>> begin
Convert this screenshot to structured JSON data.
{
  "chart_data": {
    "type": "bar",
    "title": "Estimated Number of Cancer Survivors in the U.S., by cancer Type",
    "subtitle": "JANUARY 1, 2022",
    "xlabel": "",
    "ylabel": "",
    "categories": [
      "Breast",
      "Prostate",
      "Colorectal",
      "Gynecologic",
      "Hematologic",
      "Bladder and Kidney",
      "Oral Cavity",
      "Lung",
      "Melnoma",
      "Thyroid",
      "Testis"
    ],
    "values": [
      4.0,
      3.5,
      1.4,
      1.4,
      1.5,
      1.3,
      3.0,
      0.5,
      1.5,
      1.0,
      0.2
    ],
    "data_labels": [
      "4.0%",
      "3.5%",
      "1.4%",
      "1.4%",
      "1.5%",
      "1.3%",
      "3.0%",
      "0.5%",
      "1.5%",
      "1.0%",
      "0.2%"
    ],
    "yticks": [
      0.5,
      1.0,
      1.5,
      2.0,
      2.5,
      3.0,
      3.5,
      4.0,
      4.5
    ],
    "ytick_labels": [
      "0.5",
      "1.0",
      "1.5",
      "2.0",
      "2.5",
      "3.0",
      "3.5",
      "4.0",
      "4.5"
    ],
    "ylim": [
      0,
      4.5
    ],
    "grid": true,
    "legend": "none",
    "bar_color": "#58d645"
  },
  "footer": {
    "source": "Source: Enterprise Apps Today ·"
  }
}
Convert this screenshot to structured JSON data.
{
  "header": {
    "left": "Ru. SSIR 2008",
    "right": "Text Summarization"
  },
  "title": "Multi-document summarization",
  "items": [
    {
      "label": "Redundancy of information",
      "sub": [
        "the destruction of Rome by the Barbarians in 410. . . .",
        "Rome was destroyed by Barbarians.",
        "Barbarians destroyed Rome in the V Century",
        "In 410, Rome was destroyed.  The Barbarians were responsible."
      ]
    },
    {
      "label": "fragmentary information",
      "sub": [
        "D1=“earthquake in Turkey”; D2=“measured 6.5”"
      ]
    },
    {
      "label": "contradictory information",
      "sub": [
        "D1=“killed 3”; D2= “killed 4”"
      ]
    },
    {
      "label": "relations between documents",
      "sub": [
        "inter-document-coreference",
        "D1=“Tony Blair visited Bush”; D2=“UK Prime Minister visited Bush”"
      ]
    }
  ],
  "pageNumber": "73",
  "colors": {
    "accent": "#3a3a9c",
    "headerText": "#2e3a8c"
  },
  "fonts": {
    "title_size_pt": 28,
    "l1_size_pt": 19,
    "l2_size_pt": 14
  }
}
>> end
### What this task involves:
Find every line in the records that contains the word "destroyed"; copy those lines.

### The reply:
        "Rome was destroyed by Barbarians.",
        "Barbarians destroyed Rome in the V Century",
        "In 410, Rome was destroyed.  The Barbarians were responsible."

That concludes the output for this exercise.